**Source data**
- - - - - - -

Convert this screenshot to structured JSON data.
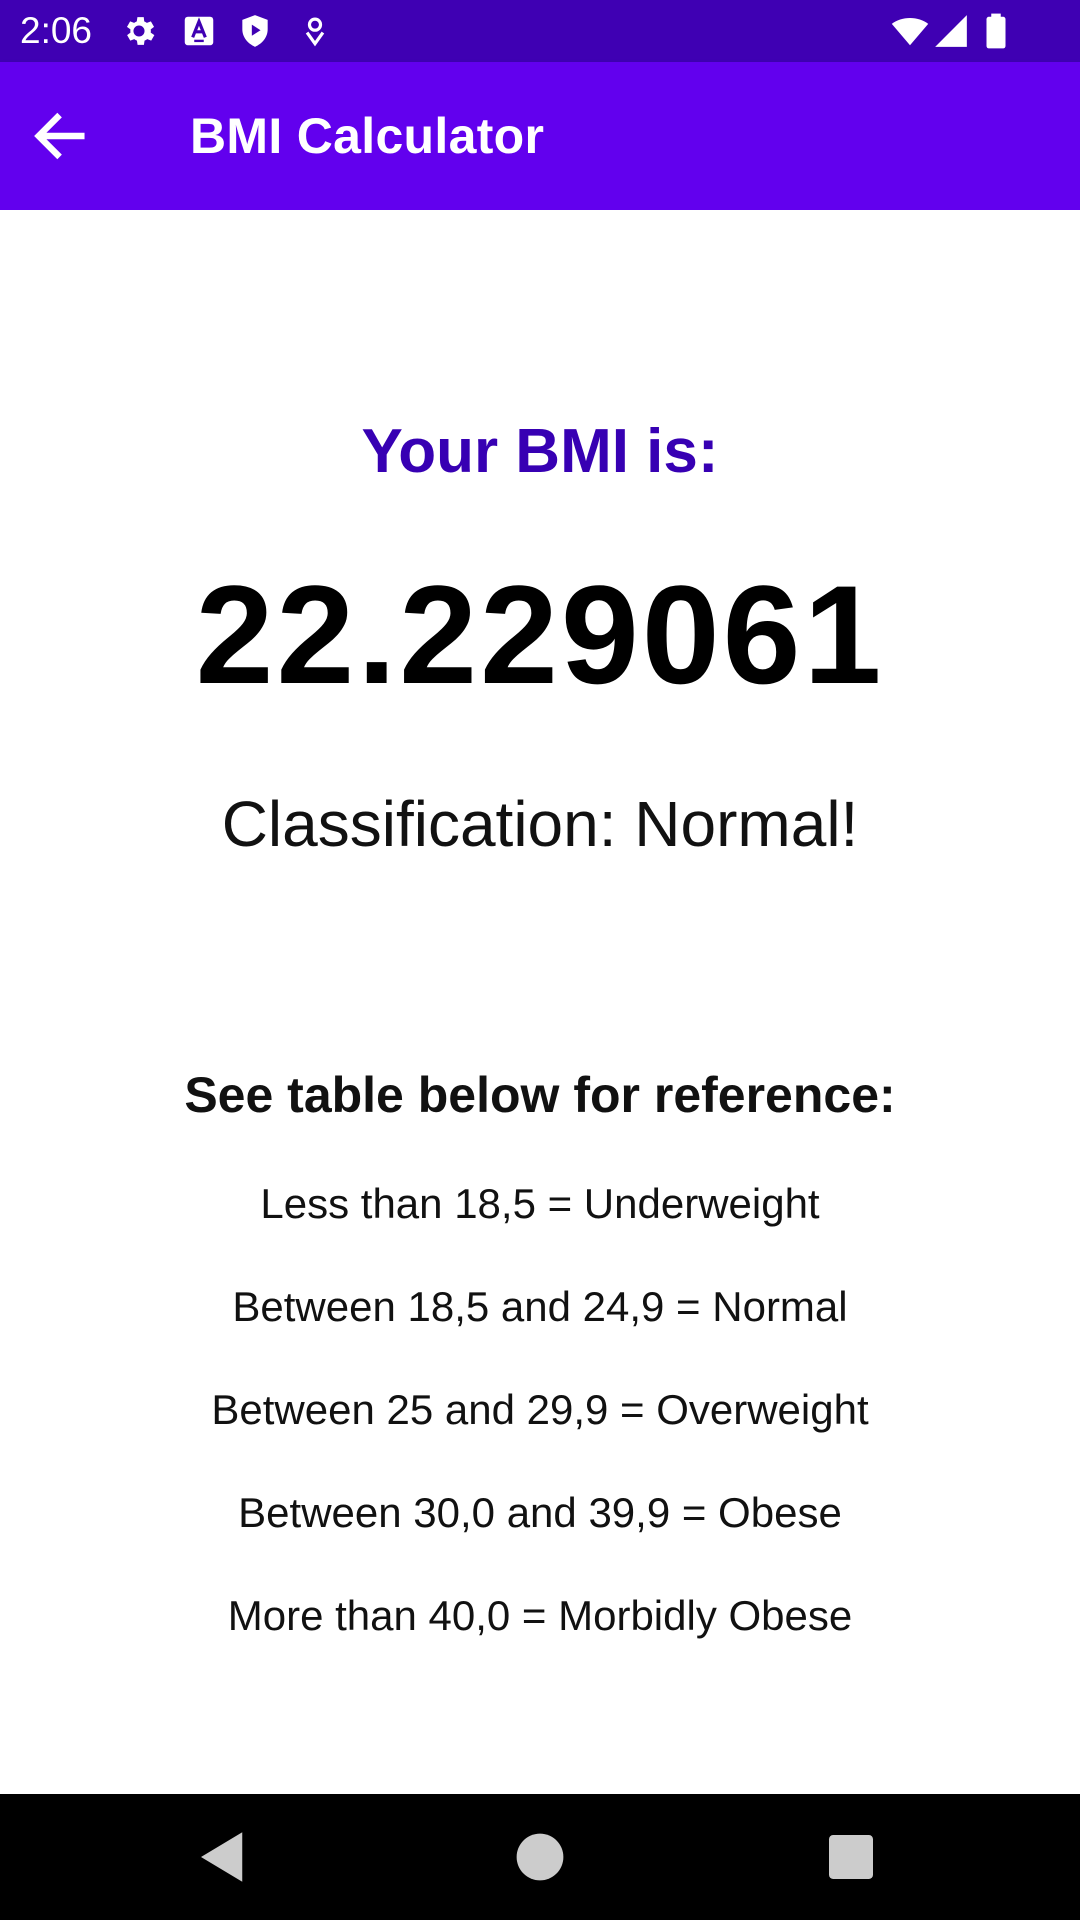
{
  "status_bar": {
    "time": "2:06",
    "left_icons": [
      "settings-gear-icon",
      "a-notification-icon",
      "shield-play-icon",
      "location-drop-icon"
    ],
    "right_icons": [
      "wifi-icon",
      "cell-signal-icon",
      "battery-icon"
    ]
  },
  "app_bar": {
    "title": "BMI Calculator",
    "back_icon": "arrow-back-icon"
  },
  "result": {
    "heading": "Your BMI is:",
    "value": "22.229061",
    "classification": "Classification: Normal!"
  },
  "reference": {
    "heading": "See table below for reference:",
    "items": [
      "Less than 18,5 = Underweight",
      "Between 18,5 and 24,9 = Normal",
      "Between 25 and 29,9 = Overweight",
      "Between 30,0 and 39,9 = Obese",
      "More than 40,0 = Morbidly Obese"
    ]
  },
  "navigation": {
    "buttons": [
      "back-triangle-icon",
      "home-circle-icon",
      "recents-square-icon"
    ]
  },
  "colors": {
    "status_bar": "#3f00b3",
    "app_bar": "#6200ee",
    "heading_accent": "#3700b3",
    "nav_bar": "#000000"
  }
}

- - - - - - -

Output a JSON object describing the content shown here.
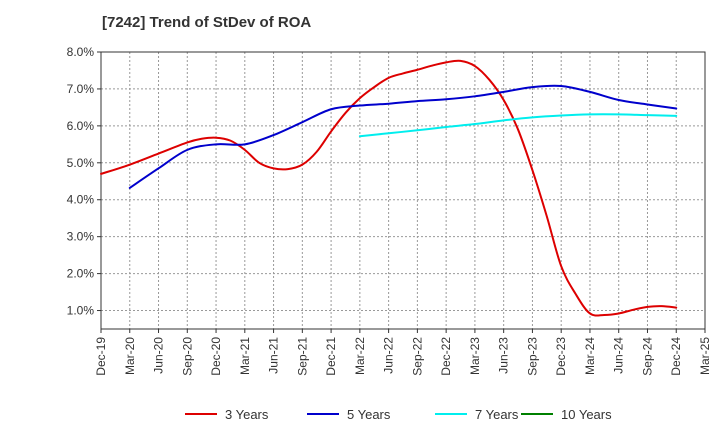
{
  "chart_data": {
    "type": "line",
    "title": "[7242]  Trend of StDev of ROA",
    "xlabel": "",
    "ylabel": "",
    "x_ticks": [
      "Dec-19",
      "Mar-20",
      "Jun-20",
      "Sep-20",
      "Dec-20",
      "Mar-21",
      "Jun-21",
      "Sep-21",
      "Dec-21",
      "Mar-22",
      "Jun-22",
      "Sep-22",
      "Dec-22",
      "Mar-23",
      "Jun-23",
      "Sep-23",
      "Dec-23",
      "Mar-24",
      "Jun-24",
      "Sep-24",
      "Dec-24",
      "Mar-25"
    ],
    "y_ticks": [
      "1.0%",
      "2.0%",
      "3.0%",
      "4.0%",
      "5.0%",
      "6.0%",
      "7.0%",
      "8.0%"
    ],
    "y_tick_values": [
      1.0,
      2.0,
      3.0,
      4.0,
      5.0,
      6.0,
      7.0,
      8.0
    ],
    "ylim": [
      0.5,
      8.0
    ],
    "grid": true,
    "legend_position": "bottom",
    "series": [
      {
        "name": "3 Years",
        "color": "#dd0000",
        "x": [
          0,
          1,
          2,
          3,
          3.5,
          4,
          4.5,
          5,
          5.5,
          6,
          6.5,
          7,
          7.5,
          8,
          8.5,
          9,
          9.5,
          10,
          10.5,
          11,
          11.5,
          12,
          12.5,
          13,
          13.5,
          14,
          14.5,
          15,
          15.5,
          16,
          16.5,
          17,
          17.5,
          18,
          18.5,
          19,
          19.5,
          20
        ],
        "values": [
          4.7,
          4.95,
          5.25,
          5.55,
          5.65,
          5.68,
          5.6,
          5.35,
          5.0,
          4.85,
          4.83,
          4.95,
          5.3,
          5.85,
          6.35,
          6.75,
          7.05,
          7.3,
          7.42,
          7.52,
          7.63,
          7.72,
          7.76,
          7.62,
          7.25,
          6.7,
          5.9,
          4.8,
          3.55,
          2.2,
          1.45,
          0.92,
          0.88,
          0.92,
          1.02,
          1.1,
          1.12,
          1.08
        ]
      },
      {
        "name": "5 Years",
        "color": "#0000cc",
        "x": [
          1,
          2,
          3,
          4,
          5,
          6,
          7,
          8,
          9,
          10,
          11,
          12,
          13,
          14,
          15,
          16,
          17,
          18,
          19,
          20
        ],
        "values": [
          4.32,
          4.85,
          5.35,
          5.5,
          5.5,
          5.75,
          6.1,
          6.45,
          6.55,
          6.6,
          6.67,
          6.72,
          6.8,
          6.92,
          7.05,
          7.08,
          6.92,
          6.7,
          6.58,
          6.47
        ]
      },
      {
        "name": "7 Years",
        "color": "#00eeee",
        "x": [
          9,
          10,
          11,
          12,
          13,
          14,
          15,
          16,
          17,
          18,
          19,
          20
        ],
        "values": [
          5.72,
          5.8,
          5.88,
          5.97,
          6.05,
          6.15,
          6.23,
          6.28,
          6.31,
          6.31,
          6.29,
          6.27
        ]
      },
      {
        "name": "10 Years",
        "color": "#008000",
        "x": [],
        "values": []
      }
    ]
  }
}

- - - - - - -

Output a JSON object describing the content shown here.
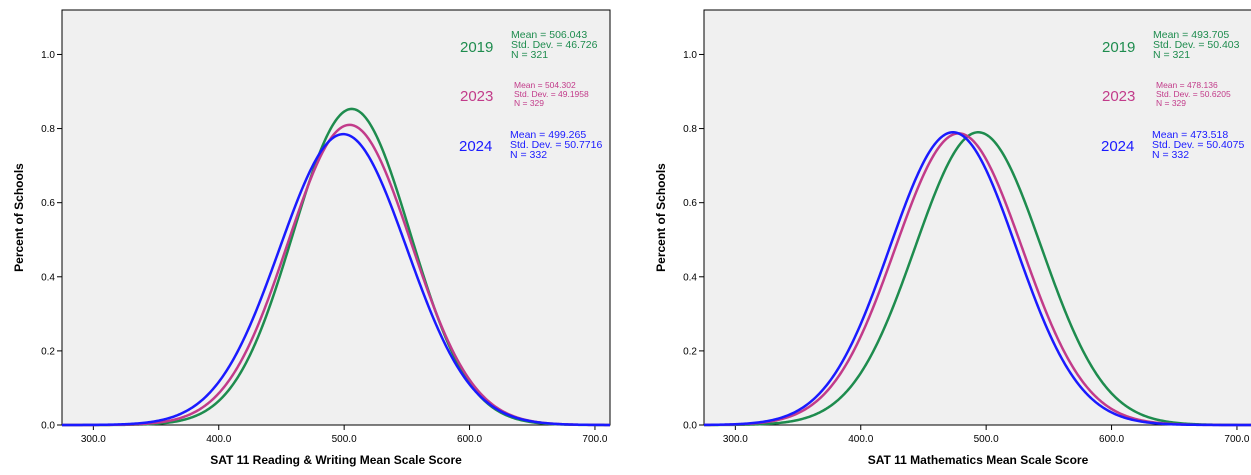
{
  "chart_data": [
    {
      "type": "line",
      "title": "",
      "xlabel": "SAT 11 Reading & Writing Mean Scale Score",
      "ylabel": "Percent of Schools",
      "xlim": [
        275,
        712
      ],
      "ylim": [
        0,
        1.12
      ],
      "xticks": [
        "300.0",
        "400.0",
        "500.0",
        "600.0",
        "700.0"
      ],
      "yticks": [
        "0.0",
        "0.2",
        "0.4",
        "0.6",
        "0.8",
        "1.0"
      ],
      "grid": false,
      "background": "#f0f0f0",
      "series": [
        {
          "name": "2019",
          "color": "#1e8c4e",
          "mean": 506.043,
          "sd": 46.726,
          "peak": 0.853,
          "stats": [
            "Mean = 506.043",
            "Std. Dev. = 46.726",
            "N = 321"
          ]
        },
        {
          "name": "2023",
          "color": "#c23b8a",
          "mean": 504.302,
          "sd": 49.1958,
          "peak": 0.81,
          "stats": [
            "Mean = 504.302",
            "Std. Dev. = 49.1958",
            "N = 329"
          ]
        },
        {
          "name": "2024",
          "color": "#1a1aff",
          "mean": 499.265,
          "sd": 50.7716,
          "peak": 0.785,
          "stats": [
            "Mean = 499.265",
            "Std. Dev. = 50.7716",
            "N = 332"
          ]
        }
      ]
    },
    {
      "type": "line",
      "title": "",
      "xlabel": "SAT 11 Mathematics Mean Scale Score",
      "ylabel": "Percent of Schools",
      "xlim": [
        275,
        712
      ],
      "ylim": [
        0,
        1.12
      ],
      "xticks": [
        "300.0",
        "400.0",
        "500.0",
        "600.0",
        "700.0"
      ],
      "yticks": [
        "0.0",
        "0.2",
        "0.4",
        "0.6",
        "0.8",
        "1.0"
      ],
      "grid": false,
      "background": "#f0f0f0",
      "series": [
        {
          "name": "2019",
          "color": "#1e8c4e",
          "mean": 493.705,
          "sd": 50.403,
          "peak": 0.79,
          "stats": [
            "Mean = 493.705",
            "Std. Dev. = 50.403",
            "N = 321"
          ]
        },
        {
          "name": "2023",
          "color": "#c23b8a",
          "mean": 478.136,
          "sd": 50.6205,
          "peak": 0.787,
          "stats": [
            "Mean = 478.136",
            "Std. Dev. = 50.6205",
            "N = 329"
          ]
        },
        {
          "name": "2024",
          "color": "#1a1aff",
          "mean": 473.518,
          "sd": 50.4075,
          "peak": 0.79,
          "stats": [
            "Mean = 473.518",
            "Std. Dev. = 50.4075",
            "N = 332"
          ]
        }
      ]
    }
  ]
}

- - - - - - -

**Stated goal**
Count each line above in which the string "xlabel" appears, then state only the total.

**Response below**
3